• _INPUT DATA_
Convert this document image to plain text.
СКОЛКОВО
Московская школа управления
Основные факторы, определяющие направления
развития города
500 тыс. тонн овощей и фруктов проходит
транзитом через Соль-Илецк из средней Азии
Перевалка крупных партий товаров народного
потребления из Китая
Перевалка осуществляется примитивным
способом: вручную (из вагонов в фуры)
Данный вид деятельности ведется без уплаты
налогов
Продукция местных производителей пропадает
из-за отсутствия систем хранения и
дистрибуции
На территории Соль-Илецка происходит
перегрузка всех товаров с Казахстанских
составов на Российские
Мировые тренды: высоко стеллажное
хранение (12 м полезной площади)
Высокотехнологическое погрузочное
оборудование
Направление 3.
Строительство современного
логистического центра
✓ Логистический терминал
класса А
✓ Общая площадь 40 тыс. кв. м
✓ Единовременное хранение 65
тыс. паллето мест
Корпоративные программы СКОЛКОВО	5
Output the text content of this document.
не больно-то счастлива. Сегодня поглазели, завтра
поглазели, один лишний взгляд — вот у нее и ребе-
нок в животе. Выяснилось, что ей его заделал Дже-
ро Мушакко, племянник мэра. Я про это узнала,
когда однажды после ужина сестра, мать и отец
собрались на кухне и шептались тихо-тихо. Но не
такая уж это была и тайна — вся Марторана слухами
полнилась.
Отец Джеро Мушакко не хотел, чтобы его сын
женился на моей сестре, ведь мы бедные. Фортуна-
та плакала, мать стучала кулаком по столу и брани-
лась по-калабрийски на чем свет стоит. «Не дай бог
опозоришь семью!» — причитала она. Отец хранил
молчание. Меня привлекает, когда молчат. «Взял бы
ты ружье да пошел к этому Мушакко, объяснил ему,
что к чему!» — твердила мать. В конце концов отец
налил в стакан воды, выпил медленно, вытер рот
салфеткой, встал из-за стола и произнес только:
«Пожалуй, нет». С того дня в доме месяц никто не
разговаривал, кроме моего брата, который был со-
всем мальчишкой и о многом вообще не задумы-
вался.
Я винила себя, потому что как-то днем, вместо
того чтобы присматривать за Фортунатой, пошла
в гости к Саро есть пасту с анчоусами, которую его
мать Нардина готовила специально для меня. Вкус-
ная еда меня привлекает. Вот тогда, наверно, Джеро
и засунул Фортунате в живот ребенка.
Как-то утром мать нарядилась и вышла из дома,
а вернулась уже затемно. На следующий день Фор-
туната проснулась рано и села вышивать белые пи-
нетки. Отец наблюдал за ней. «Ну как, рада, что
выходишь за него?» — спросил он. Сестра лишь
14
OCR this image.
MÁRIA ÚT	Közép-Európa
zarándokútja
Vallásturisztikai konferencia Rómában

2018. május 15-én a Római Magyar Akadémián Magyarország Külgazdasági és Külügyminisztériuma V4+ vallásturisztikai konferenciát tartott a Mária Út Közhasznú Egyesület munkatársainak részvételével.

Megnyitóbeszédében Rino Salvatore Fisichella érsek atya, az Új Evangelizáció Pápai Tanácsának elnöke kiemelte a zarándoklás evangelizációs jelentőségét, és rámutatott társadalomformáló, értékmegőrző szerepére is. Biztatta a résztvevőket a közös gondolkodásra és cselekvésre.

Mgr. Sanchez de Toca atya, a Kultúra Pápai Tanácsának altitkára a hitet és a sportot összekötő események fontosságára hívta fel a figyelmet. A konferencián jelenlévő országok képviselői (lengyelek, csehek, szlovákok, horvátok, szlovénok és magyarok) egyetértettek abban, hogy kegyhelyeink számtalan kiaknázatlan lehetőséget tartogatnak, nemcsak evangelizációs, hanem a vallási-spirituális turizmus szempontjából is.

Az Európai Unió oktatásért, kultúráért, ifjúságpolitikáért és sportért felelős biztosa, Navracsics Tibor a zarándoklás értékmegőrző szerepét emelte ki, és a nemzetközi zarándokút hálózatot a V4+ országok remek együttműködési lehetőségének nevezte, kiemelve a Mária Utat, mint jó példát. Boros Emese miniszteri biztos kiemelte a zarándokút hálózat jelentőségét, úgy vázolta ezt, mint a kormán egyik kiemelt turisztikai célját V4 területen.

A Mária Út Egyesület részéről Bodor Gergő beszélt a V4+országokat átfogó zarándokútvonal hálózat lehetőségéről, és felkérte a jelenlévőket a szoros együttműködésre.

• _EXERCISE INSTRUCTIONS_
Gather all lines with the string "kiemelte" from the data.

• _WORKED ANSWER_
Megnyitóbeszédében Rino Salvatore Fisichella érsek atya, az Új Evangelizáció Pápai Tanácsának elnöke kiemelte a zarándoklás evangelizációs jelentőségét, és rámutatott társadalomformáló, értékmegőrző szerepére is. Biztatta a résztvevőket a közös gondolkodásra és cselekvésre.
Az Európai Unió oktatásért, kultúráért, ifjúságpolitikáért és sportért felelős biztosa, Navracsics Tibor a zarándoklás értékmegőrző szerepét emelte ki, és a nemzetközi zarándokút hálózatot a V4+ országok remek együttműködési lehetőségének nevezte, kiemelve a Mária Utat, mint jó példát. Boros Emese miniszteri biztos kiemelte a zarándokút hálózat jelentőségét, úgy vázolta ezt, mint a kormán egyik kiemelt turisztikai célját V4 területen.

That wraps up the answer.